### Dataset records
■ ■ ■ ■ ■

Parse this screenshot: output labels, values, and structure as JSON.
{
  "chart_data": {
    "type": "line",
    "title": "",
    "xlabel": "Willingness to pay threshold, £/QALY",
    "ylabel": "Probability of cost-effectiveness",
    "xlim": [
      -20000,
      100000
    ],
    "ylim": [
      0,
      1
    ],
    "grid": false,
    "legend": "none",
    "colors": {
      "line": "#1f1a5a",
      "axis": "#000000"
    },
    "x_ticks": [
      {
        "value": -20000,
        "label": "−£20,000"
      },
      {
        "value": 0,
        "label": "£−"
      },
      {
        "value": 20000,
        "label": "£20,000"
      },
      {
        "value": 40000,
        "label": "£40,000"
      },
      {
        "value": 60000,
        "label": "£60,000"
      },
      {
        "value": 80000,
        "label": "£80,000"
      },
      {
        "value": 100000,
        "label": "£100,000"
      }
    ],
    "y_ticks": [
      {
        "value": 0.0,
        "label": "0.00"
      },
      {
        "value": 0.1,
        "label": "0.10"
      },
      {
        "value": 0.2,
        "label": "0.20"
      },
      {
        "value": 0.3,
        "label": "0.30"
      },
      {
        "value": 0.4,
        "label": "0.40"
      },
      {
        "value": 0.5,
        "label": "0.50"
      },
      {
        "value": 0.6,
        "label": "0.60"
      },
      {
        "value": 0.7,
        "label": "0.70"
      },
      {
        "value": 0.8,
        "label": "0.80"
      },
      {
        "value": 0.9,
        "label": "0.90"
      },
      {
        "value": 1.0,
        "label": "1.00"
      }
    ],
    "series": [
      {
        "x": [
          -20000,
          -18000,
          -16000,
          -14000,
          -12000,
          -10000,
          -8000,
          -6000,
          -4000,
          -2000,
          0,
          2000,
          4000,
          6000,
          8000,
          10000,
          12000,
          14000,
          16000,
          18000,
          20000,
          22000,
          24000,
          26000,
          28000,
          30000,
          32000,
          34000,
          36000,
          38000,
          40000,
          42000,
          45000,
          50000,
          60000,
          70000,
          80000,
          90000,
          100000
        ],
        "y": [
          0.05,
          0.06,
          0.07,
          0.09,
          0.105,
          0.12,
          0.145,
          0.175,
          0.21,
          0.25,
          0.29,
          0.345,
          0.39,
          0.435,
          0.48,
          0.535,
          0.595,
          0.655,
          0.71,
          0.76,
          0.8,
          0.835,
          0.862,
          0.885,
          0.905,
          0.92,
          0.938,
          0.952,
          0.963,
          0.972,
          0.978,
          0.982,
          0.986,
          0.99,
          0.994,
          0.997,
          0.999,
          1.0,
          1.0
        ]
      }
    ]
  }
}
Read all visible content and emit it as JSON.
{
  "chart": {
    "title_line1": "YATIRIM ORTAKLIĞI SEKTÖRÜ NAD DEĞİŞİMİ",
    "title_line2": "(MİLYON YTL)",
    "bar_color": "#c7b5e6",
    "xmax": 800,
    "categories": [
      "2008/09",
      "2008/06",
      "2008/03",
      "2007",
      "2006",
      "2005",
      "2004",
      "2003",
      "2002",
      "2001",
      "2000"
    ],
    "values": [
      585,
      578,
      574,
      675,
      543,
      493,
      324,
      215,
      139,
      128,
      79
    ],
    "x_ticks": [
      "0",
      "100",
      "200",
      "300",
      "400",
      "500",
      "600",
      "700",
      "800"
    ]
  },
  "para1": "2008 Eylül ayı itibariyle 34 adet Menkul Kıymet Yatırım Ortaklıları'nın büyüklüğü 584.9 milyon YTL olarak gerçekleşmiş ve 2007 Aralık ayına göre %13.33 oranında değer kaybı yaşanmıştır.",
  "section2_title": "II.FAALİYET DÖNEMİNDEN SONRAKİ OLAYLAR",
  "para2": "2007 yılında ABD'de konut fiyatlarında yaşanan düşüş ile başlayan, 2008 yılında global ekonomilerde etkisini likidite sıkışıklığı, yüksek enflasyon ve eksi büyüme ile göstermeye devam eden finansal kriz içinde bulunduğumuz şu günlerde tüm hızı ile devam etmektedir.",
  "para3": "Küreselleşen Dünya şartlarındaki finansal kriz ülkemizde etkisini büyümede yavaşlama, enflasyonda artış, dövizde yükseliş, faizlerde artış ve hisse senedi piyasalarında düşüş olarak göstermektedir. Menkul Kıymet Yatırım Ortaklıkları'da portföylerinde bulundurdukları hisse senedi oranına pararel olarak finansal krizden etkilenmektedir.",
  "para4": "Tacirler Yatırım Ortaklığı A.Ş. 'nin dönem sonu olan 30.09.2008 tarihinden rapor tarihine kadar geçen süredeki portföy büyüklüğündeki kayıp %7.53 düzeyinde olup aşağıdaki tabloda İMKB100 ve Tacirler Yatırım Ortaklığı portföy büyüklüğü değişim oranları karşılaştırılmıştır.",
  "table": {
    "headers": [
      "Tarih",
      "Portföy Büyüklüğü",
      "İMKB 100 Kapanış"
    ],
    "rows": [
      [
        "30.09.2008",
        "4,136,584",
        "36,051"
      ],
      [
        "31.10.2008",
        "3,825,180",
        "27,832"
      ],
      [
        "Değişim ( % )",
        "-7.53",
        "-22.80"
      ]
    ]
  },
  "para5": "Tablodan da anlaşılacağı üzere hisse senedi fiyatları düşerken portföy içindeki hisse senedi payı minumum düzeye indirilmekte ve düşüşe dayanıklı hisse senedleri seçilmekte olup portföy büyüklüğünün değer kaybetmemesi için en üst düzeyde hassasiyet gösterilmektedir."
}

■ ■ ■ ■ ■

### What the exercise asks
The data above must be returned in full, exactly as written.

### Written solution
Parse this screenshot: output labels, values, and structure as JSON.
{
  "chart_data": {
    "type": "line",
    "title": "",
    "xlabel": "Willingness to pay threshold, £/QALY",
    "ylabel": "Probability of cost-effectiveness",
    "xlim": [
      -20000,
      100000
    ],
    "ylim": [
      0,
      1
    ],
    "grid": false,
    "legend": "none",
    "colors": {
      "line": "#1f1a5a",
      "axis": "#000000"
    },
    "x_ticks": [
      {
        "value": -20000,
        "label": "−£20,000"
      },
      {
        "value": 0,
        "label": "£−"
      },
      {
        "value": 20000,
        "label": "£20,000"
      },
      {
        "value": 40000,
        "label": "£40,000"
      },
      {
        "value": 60000,
        "label": "£60,000"
      },
      {
        "value": 80000,
        "label": "£80,000"
      },
      {
        "value": 100000,
        "label": "£100,000"
      }
    ],
    "y_ticks": [
      {
        "value": 0.0,
        "label": "0.00"
      },
      {
        "value": 0.1,
        "label": "0.10"
      },
      {
        "value": 0.2,
        "label": "0.20"
      },
      {
        "value": 0.3,
        "label": "0.30"
      },
      {
        "value": 0.4,
        "label": "0.40"
      },
      {
        "value": 0.5,
        "label": "0.50"
      },
      {
        "value": 0.6,
        "label": "0.60"
      },
      {
        "value": 0.7,
        "label": "0.70"
      },
      {
        "value": 0.8,
        "label": "0.80"
      },
      {
        "value": 0.9,
        "label": "0.90"
      },
      {
        "value": 1.0,
        "label": "1.00"
      }
    ],
    "series": [
      {
        "x": [
          -20000,
          -18000,
          -16000,
          -14000,
          -12000,
          -10000,
          -8000,
          -6000,
          -4000,
          -2000,
          0,
          2000,
          4000,
          6000,
          8000,
          10000,
          12000,
          14000,
          16000,
          18000,
          20000,
          22000,
          24000,
          26000,
          28000,
          30000,
          32000,
          34000,
          36000,
          38000,
          40000,
          42000,
          45000,
          50000,
          60000,
          70000,
          80000,
          90000,
          100000
        ],
        "y": [
          0.05,
          0.06,
          0.07,
          0.09,
          0.105,
          0.12,
          0.145,
          0.175,
          0.21,
          0.25,
          0.29,
          0.345,
          0.39,
          0.435,
          0.48,
          0.535,
          0.595,
          0.655,
          0.71,
          0.76,
          0.8,
          0.835,
          0.862,
          0.885,
          0.905,
          0.92,
          0.938,
          0.952,
          0.963,
          0.972,
          0.978,
          0.982,
          0.986,
          0.99,
          0.994,
          0.997,
          0.999,
          1.0,
          1.0
        ]
      }
    ]
  }
}
Read all visible content and emit it as JSON.
{
  "chart": {
    "title_line1": "YATIRIM ORTAKLIĞI SEKTÖRÜ NAD DEĞİŞİMİ",
    "title_line2": "(MİLYON YTL)",
    "bar_color": "#c7b5e6",
    "xmax": 800,
    "categories": [
      "2008/09",
      "2008/06",
      "2008/03",
      "2007",
      "2006",
      "2005",
      "2004",
      "2003",
      "2002",
      "2001",
      "2000"
    ],
    "values": [
      585,
      578,
      574,
      675,
      543,
      493,
      324,
      215,
      139,
      128,
      79
    ],
    "x_ticks": [
      "0",
      "100",
      "200",
      "300",
      "400",
      "500",
      "600",
      "700",
      "800"
    ]
  },
  "para1": "2008 Eylül ayı itibariyle 34 adet Menkul Kıymet Yatırım Ortaklıları'nın büyüklüğü 584.9 milyon YTL olarak gerçekleşmiş ve 2007 Aralık ayına göre %13.33 oranında değer kaybı yaşanmıştır.",
  "section2_title": "II.FAALİYET DÖNEMİNDEN SONRAKİ OLAYLAR",
  "para2": "2007 yılında ABD'de konut fiyatlarında yaşanan düşüş ile başlayan, 2008 yılında global ekonomilerde etkisini likidite sıkışıklığı, yüksek enflasyon ve eksi büyüme ile göstermeye devam eden finansal kriz içinde bulunduğumuz şu günlerde tüm hızı ile devam etmektedir.",
  "para3": "Küreselleşen Dünya şartlarındaki finansal kriz ülkemizde etkisini büyümede yavaşlama, enflasyonda artış, dövizde yükseliş, faizlerde artış ve hisse senedi piyasalarında düşüş olarak göstermektedir. Menkul Kıymet Yatırım Ortaklıkları'da portföylerinde bulundurdukları hisse senedi oranına pararel olarak finansal krizden etkilenmektedir.",
  "para4": "Tacirler Yatırım Ortaklığı A.Ş. 'nin dönem sonu olan 30.09.2008 tarihinden rapor tarihine kadar geçen süredeki portföy büyüklüğündeki kayıp %7.53 düzeyinde olup aşağıdaki tabloda İMKB100 ve Tacirler Yatırım Ortaklığı portföy büyüklüğü değişim oranları karşılaştırılmıştır.",
  "table": {
    "headers": [
      "Tarih",
      "Portföy Büyüklüğü",
      "İMKB 100 Kapanış"
    ],
    "rows": [
      [
        "30.09.2008",
        "4,136,584",
        "36,051"
      ],
      [
        "31.10.2008",
        "3,825,180",
        "27,832"
      ],
      [
        "Değişim ( % )",
        "-7.53",
        "-22.80"
      ]
    ]
  },
  "para5": "Tablodan da anlaşılacağı üzere hisse senedi fiyatları düşerken portföy içindeki hisse senedi payı minumum düzeye indirilmekte ve düşüşe dayanıklı hisse senedleri seçilmekte olup portföy büyüklüğünün değer kaybetmemesi için en üst düzeyde hassasiyet gösterilmektedir."
}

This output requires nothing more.